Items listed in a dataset
┄┄┄┄┄┄┄┄┄┄┄┄┄┄┄┄┄┄┄┄

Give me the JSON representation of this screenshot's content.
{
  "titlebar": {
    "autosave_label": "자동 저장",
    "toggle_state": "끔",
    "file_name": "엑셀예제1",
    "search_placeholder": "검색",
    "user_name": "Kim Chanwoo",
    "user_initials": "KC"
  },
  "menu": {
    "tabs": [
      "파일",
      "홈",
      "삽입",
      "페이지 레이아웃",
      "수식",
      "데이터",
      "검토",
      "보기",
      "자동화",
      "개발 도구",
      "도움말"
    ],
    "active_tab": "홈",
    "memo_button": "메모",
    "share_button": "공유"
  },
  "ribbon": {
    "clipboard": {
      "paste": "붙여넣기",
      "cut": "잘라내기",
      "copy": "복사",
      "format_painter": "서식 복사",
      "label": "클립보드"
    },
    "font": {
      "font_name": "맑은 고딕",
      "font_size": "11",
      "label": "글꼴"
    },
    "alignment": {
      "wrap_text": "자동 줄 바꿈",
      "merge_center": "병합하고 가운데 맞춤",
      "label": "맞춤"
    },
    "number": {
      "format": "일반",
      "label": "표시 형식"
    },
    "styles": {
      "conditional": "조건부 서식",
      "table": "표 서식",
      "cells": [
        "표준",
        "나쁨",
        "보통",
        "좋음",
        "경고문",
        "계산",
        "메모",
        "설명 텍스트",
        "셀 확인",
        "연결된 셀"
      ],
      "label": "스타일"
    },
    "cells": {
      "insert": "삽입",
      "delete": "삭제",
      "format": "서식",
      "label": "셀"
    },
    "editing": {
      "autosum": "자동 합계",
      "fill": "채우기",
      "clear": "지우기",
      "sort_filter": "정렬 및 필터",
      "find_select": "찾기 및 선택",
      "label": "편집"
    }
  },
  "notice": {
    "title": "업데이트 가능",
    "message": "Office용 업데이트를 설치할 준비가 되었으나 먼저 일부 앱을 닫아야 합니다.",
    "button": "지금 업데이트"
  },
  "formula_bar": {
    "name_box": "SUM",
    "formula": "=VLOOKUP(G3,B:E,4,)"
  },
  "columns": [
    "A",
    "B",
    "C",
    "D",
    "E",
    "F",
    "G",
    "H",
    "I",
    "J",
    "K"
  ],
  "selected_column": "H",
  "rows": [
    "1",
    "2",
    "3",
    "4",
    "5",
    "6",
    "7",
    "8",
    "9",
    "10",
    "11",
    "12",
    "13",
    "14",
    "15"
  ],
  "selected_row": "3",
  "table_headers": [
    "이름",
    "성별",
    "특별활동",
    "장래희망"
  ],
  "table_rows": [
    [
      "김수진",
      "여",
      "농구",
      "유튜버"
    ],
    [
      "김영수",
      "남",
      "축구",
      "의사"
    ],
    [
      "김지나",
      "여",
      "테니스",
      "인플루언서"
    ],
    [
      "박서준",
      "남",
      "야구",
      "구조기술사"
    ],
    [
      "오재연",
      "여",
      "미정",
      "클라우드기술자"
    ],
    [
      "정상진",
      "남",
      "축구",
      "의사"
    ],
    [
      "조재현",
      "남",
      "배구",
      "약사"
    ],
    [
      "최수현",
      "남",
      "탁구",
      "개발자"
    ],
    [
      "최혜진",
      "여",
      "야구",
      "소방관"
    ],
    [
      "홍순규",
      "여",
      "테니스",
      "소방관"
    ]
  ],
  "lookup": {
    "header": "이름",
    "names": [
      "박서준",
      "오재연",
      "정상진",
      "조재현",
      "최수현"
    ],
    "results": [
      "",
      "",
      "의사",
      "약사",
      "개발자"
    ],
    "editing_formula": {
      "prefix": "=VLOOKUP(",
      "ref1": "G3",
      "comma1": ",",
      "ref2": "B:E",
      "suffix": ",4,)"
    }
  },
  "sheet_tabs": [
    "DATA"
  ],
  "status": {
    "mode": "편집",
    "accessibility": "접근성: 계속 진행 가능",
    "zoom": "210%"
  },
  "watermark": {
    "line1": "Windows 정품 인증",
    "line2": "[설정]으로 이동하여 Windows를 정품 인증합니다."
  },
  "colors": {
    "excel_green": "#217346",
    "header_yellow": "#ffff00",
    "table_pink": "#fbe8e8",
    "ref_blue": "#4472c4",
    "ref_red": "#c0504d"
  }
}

┄┄┄┄┄┄┄┄┄┄┄┄┄┄┄┄┄┄┄┄

Task to carry out
Above are the records; copy all of them exactly.

Exercise result
Give me the JSON representation of this screenshot's content.
{
  "titlebar": {
    "autosave_label": "자동 저장",
    "toggle_state": "끔",
    "file_name": "엑셀예제1",
    "search_placeholder": "검색",
    "user_name": "Kim Chanwoo",
    "user_initials": "KC"
  },
  "menu": {
    "tabs": [
      "파일",
      "홈",
      "삽입",
      "페이지 레이아웃",
      "수식",
      "데이터",
      "검토",
      "보기",
      "자동화",
      "개발 도구",
      "도움말"
    ],
    "active_tab": "홈",
    "memo_button": "메모",
    "share_button": "공유"
  },
  "ribbon": {
    "clipboard": {
      "paste": "붙여넣기",
      "cut": "잘라내기",
      "copy": "복사",
      "format_painter": "서식 복사",
      "label": "클립보드"
    },
    "font": {
      "font_name": "맑은 고딕",
      "font_size": "11",
      "label": "글꼴"
    },
    "alignment": {
      "wrap_text": "자동 줄 바꿈",
      "merge_center": "병합하고 가운데 맞춤",
      "label": "맞춤"
    },
    "number": {
      "format": "일반",
      "label": "표시 형식"
    },
    "styles": {
      "conditional": "조건부 서식",
      "table": "표 서식",
      "cells": [
        "표준",
        "나쁨",
        "보통",
        "좋음",
        "경고문",
        "계산",
        "메모",
        "설명 텍스트",
        "셀 확인",
        "연결된 셀"
      ],
      "label": "스타일"
    },
    "cells": {
      "insert": "삽입",
      "delete": "삭제",
      "format": "서식",
      "label": "셀"
    },
    "editing": {
      "autosum": "자동 합계",
      "fill": "채우기",
      "clear": "지우기",
      "sort_filter": "정렬 및 필터",
      "find_select": "찾기 및 선택",
      "label": "편집"
    }
  },
  "notice": {
    "title": "업데이트 가능",
    "message": "Office용 업데이트를 설치할 준비가 되었으나 먼저 일부 앱을 닫아야 합니다.",
    "button": "지금 업데이트"
  },
  "formula_bar": {
    "name_box": "SUM",
    "formula": "=VLOOKUP(G3,B:E,4,)"
  },
  "columns": [
    "A",
    "B",
    "C",
    "D",
    "E",
    "F",
    "G",
    "H",
    "I",
    "J",
    "K"
  ],
  "selected_column": "H",
  "rows": [
    "1",
    "2",
    "3",
    "4",
    "5",
    "6",
    "7",
    "8",
    "9",
    "10",
    "11",
    "12",
    "13",
    "14",
    "15"
  ],
  "selected_row": "3",
  "table_headers": [
    "이름",
    "성별",
    "특별활동",
    "장래희망"
  ],
  "table_rows": [
    [
      "김수진",
      "여",
      "농구",
      "유튜버"
    ],
    [
      "김영수",
      "남",
      "축구",
      "의사"
    ],
    [
      "김지나",
      "여",
      "테니스",
      "인플루언서"
    ],
    [
      "박서준",
      "남",
      "야구",
      "구조기술사"
    ],
    [
      "오재연",
      "여",
      "미정",
      "클라우드기술자"
    ],
    [
      "정상진",
      "남",
      "축구",
      "의사"
    ],
    [
      "조재현",
      "남",
      "배구",
      "약사"
    ],
    [
      "최수현",
      "남",
      "탁구",
      "개발자"
    ],
    [
      "최혜진",
      "여",
      "야구",
      "소방관"
    ],
    [
      "홍순규",
      "여",
      "테니스",
      "소방관"
    ]
  ],
  "lookup": {
    "header": "이름",
    "names": [
      "박서준",
      "오재연",
      "정상진",
      "조재현",
      "최수현"
    ],
    "results": [
      "",
      "",
      "의사",
      "약사",
      "개발자"
    ],
    "editing_formula": {
      "prefix": "=VLOOKUP(",
      "ref1": "G3",
      "comma1": ",",
      "ref2": "B:E",
      "suffix": ",4,)"
    }
  },
  "sheet_tabs": [
    "DATA"
  ],
  "status": {
    "mode": "편집",
    "accessibility": "접근성: 계속 진행 가능",
    "zoom": "210%"
  },
  "watermark": {
    "line1": "Windows 정품 인증",
    "line2": "[설정]으로 이동하여 Windows를 정품 인증합니다."
  },
  "colors": {
    "excel_green": "#217346",
    "header_yellow": "#ffff00",
    "table_pink": "#fbe8e8",
    "ref_blue": "#4472c4",
    "ref_red": "#c0504d"
  }
}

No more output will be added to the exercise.